REQUIREMENTS
Write each record again exactly as it stands.

RECORDS PROVIDED

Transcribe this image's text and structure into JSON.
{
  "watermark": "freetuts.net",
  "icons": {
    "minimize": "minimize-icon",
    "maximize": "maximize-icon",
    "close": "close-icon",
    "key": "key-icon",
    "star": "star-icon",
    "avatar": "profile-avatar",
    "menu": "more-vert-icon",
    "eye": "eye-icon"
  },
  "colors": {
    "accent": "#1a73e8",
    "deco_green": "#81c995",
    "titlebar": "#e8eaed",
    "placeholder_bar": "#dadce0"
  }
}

CORRECT OUTPUT
Transcribe this image's text and structure into JSON.
{
  "watermark": "freetuts.net",
  "icons": {
    "minimize": "minimize-icon",
    "maximize": "maximize-icon",
    "close": "close-icon",
    "key": "key-icon",
    "star": "star-icon",
    "avatar": "profile-avatar",
    "menu": "more-vert-icon",
    "eye": "eye-icon"
  },
  "colors": {
    "accent": "#1a73e8",
    "deco_green": "#81c995",
    "titlebar": "#e8eaed",
    "placeholder_bar": "#dadce0"
  }
}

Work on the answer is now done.